◆ DESCRIPTION OF THE TASK ◆
Write out the data again exactly, skipping every picture.

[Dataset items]
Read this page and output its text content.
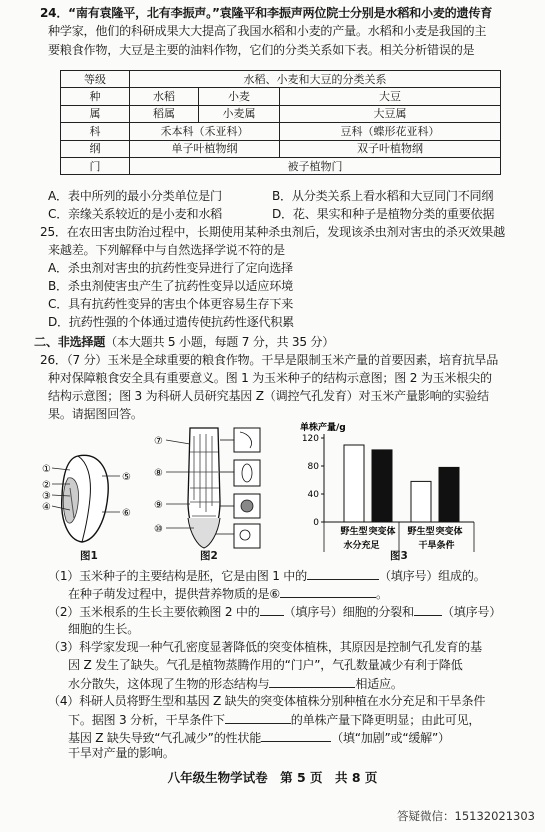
24．“南有袁隆平，北有李振声。”袁隆平和李振声两位院士分别是水稻和小麦的遗传育
种学家，他们的科研成果大大提高了我国水稻和小麦的产量。水稻和小麦是我国的主
要粮食作物，大豆是主要的油料作物，它们的分类关系如下表。相关分析错误的是
等级	水稻、小麦和大豆的分类关系		
种	水稻	小麦	大豆
属	稻属	小麦属	大豆属
科	禾本科（禾亚科）		豆科（蝶形花亚科）
纲	单子叶植物纲		双子叶植物纲
门	被子植物门		
A．表中所列的最小分类单位是门	B．从分类关系上看水稻和大豆同门不同纲
C．亲缘关系较近的是小麦和水稻	D．花、果实和种子是植物分类的重要依据
25．在农田害虫防治过程中，长期使用某种杀虫剂后，发现该杀虫剂对害虫的杀灭效果越
来越差。下列解释中与自然选择学说不符的是
A．杀虫剂对害虫的抗药性变异进行了定向选择
B．杀虫剂使害虫产生了抗药性变异以适应环境
C．具有抗药性变异的害虫个体更容易生存下来
D．抗药性强的个体通过遗传使抗药性逐代积累
二、非选择题（本大题共 5 小题，每题 7 分，共 35 分）
26．（7 分）玉米是全球重要的粮食作物。干旱是限制玉米产量的首要因素，培育抗旱品
种对保障粮食安全具有重要意义。图 1 为玉米种子的结构示意图；图 2 为玉米根尖的
结构示意图；图 3 为科研人员研究基因 Z（调控气孔发育）对玉米产量影响的实验结
果。请据图回答。
①
②
③
④
⑤
⑥
图1
⑦
⑧
⑨
⑩
图2
单株产量/g
0
40
80
120
野生型 突变体 野生型 突变体
水分充足	干旱条件
图3
（1）玉米种子的主要结构是胚，它是由图 1 中的	（填序号）组成的。
在种子萌发过程中，提供营养物质的是⑥	。
（2）玉米根系的生长主要依赖图 2 中的 （填序号）细胞的分裂和 （填序号）
细胞的生长。
（3）科学家发现一种气孔密度显著降低的突变体植株，其原因是控制气孔发育的基
因 Z 发生了缺失。气孔是植物蒸腾作用的“门户”，气孔数量减少有利于降低
水分散失，这体现了生物的形态结构与	相适应。
（4）科研人员将野生型和基因 Z 缺失的突变体植株分别种植在水分充足和干旱条件
下。据图 3 分析，干旱条件下	的单株产量下降更明显；由此可见，
基因 Z 缺失导致“气孔减少”的性状能	（填“加剧”或“缓解”）
干旱对产量的影响。
八年级生物学试卷　第 5 页　共 8 页
答疑微信：15132021303
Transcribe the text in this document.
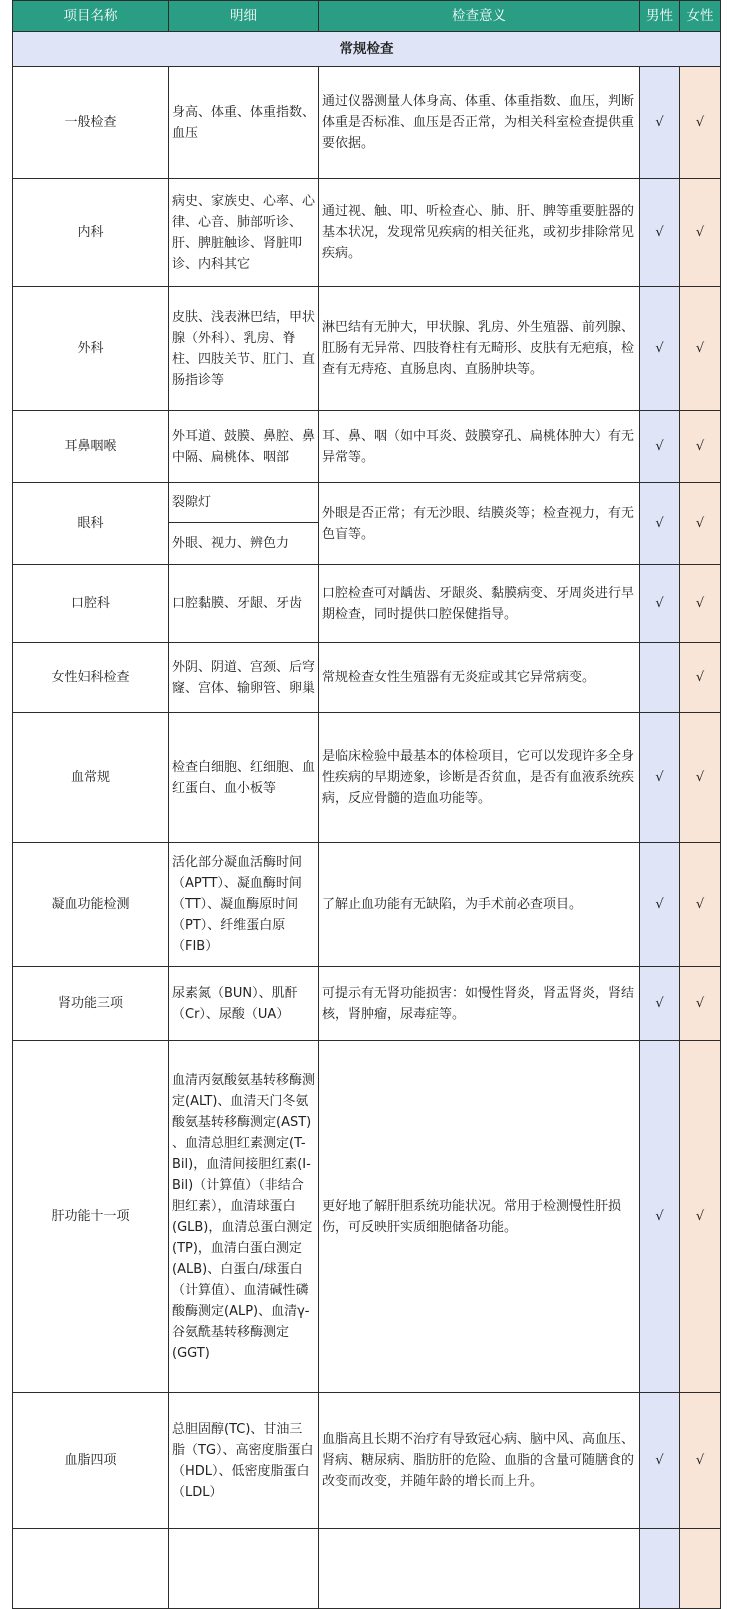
项目名称	明细	检查意义	男性	女性
常规检查				
一般检查	身高、体重、体重指数、血压	通过仪器测量人体身高、体重、体重指数、血压，判断体重是否标准、血压是否正常，为相关科室检查提供重要依据。	√	√
内科	病史、家族史、心率、心律、心音、肺部听诊、肝、脾脏触诊、肾脏叩诊、内科其它	通过视、触、叩、听检查心、肺、肝、脾等重要脏器的基本状况，发现常见疾病的相关征兆，或初步排除常见疾病。	√	√
外科	皮肤、浅表淋巴结，甲状腺（外科）、乳房、脊柱、四肢关节、肛门、直肠指诊等	淋巴结有无肿大，甲状腺、乳房、外生殖器、前列腺、肛肠有无异常、四肢脊柱有无畸形、皮肤有无疤痕，检查有无痔疮、直肠息肉、直肠肿块等。	√	√
耳鼻咽喉	外耳道、鼓膜、鼻腔、鼻中隔、扁桃体、咽部	耳、鼻、咽（如中耳炎、鼓膜穿孔、扁桃体肿大）有无异常等。	√	√
眼科	裂隙灯	外眼是否正常；有无沙眼、结膜炎等；检查视力，有无色盲等。	√	√
	外眼、视力、辨色力			
口腔科	口腔黏膜、牙龈、牙齿	口腔检查可对龋齿、牙龈炎、黏膜病变、牙周炎进行早期检查，同时提供口腔保健指导。	√	√
女性妇科检查	外阴、阴道、宫颈、后穹窿、宫体、输卵管、卵巢	常规检查女性生殖器有无炎症或其它异常病变。		√
血常规	检查白细胞、红细胞、血红蛋白、血小板等	是临床检验中最基本的体检项目，它可以发现许多全身性疾病的早期迹象，诊断是否贫血，是否有血液系统疾病，反应骨髓的造血功能等。	√	√
凝血功能检测	活化部分凝血活酶时间（APTT）、凝血酶时间（TT）、凝血酶原时间（PT）、纤维蛋白原（FIB）	了解止血功能有无缺陷，为手术前必查项目。	√	√
肾功能三项	尿素氮（BUN）、肌酐（Cr）、尿酸（UA）	可提示有无肾功能损害：如慢性肾炎，肾盂肾炎，肾结核，肾肿瘤，尿毒症等。	√	√
肝功能十一项	血清丙氨酸氨基转移酶测定(ALT)、血清天门冬氨酸氨基转移酶测定(AST) 、血清总胆红素测定(T-Bil)，血清间接胆红素(I-Bil)（计算值）（非结合胆红素），血清球蛋白(GLB)，血清总蛋白测定(TP)，血清白蛋白测定(ALB)、白蛋白/球蛋白（计算值）、血清碱性磷酸酶测定(ALP)、血清γ-谷氨酰基转移酶测定(GGT)	更好地了解肝胆系统功能状况。常用于检测慢性肝损伤，可反映肝实质细胞储备功能。	√	√
血脂四项	总胆固醇(TC)、甘油三脂（TG）、高密度脂蛋白（HDL）、低密度脂蛋白（LDL）	血脂高且长期不治疗有导致冠心病、脑中风、高血压、肾病、糖尿病、脂肪肝的危险、血脂的含量可随膳食的改变而改变，并随年龄的增长而上升。	√	√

◆ OUTPUT ◆
Read this page and output its text content.
24．“南有袁隆平，北有李振声。”袁隆平和李振声两位院士分别是水稻和小麦的遗传育
种学家，他们的科研成果大大提高了我国水稻和小麦的产量。水稻和小麦是我国的主
要粮食作物，大豆是主要的油料作物，它们的分类关系如下表。相关分析错误的是
等级	水稻、小麦和大豆的分类关系		
种	水稻	小麦	大豆
属	稻属	小麦属	大豆属
科	禾本科（禾亚科）		豆科（蝶形花亚科）
纲	单子叶植物纲		双子叶植物纲
门	被子植物门		
A．表中所列的最小分类单位是门	B．从分类关系上看水稻和大豆同门不同纲
C．亲缘关系较近的是小麦和水稻	D．花、果实和种子是植物分类的重要依据
25．在农田害虫防治过程中，长期使用某种杀虫剂后，发现该杀虫剂对害虫的杀灭效果越
来越差。下列解释中与自然选择学说不符的是
A．杀虫剂对害虫的抗药性变异进行了定向选择
B．杀虫剂使害虫产生了抗药性变异以适应环境
C．具有抗药性变异的害虫个体更容易生存下来
D．抗药性强的个体通过遗传使抗药性逐代积累
二、非选择题（本大题共 5 小题，每题 7 分，共 35 分）
26．（7 分）玉米是全球重要的粮食作物。干旱是限制玉米产量的首要因素，培育抗旱品
种对保障粮食安全具有重要意义。图 1 为玉米种子的结构示意图；图 2 为玉米根尖的
结构示意图；图 3 为科研人员研究基因 Z（调控气孔发育）对玉米产量影响的实验结
果。请据图回答。
①
②
③
④
⑤
⑥
图1
⑦
⑧
⑨
⑩
图2
单株产量/g
0
40
80
120
野生型 突变体 野生型 突变体
水分充足	干旱条件
图3
（1）玉米种子的主要结构是胚，它是由图 1 中的	（填序号）组成的。
在种子萌发过程中，提供营养物质的是⑥	。
（2）玉米根系的生长主要依赖图 2 中的 （填序号）细胞的分裂和 （填序号）
细胞的生长。
（3）科学家发现一种气孔密度显著降低的突变体植株，其原因是控制气孔发育的基
因 Z 发生了缺失。气孔是植物蒸腾作用的“门户”，气孔数量减少有利于降低
水分散失，这体现了生物的形态结构与	相适应。
（4）科研人员将野生型和基因 Z 缺失的突变体植株分别种植在水分充足和干旱条件
下。据图 3 分析，干旱条件下	的单株产量下降更明显；由此可见，
基因 Z 缺失导致“气孔减少”的性状能	（填“加剧”或“缓解”）
干旱对产量的影响。
八年级生物学试卷　第 5 页　共 8 页
答疑微信：15132021303
Transcribe the text in this document.
项目名称	明细	检查意义	男性	女性
常规检查				
一般检查	身高、体重、体重指数、血压	通过仪器测量人体身高、体重、体重指数、血压，判断体重是否标准、血压是否正常，为相关科室检查提供重要依据。	√	√
内科	病史、家族史、心率、心律、心音、肺部听诊、肝、脾脏触诊、肾脏叩诊、内科其它	通过视、触、叩、听检查心、肺、肝、脾等重要脏器的基本状况，发现常见疾病的相关征兆，或初步排除常见疾病。	√	√
外科	皮肤、浅表淋巴结，甲状腺（外科）、乳房、脊柱、四肢关节、肛门、直肠指诊等	淋巴结有无肿大，甲状腺、乳房、外生殖器、前列腺、肛肠有无异常、四肢脊柱有无畸形、皮肤有无疤痕，检查有无痔疮、直肠息肉、直肠肿块等。	√	√
耳鼻咽喉	外耳道、鼓膜、鼻腔、鼻中隔、扁桃体、咽部	耳、鼻、咽（如中耳炎、鼓膜穿孔、扁桃体肿大）有无异常等。	√	√
眼科	裂隙灯	外眼是否正常；有无沙眼、结膜炎等；检查视力，有无色盲等。	√	√
	外眼、视力、辨色力			
口腔科	口腔黏膜、牙龈、牙齿	口腔检查可对龋齿、牙龈炎、黏膜病变、牙周炎进行早期检查，同时提供口腔保健指导。	√	√
女性妇科检查	外阴、阴道、宫颈、后穹窿、宫体、输卵管、卵巢	常规检查女性生殖器有无炎症或其它异常病变。		√
血常规	检查白细胞、红细胞、血红蛋白、血小板等	是临床检验中最基本的体检项目，它可以发现许多全身性疾病的早期迹象，诊断是否贫血，是否有血液系统疾病，反应骨髓的造血功能等。	√	√
凝血功能检测	活化部分凝血活酶时间（APTT）、凝血酶时间（TT）、凝血酶原时间（PT）、纤维蛋白原（FIB）	了解止血功能有无缺陷，为手术前必查项目。	√	√
肾功能三项	尿素氮（BUN）、肌酐（Cr）、尿酸（UA）	可提示有无肾功能损害：如慢性肾炎，肾盂肾炎，肾结核，肾肿瘤，尿毒症等。	√	√
肝功能十一项	血清丙氨酸氨基转移酶测定(ALT)、血清天门冬氨酸氨基转移酶测定(AST) 、血清总胆红素测定(T-Bil)，血清间接胆红素(I-Bil)（计算值）（非结合胆红素），血清球蛋白(GLB)，血清总蛋白测定(TP)，血清白蛋白测定(ALB)、白蛋白/球蛋白（计算值）、血清碱性磷酸酶测定(ALP)、血清γ-谷氨酰基转移酶测定(GGT)	更好地了解肝胆系统功能状况。常用于检测慢性肝损伤，可反映肝实质细胞储备功能。	√	√
血脂四项	总胆固醇(TC)、甘油三脂（TG）、高密度脂蛋白（HDL）、低密度脂蛋白（LDL）	血脂高且长期不治疗有导致冠心病、脑中风、高血压、肾病、糖尿病、脂肪肝的危险、血脂的含量可随膳食的改变而改变，并随年龄的增长而上升。	√	√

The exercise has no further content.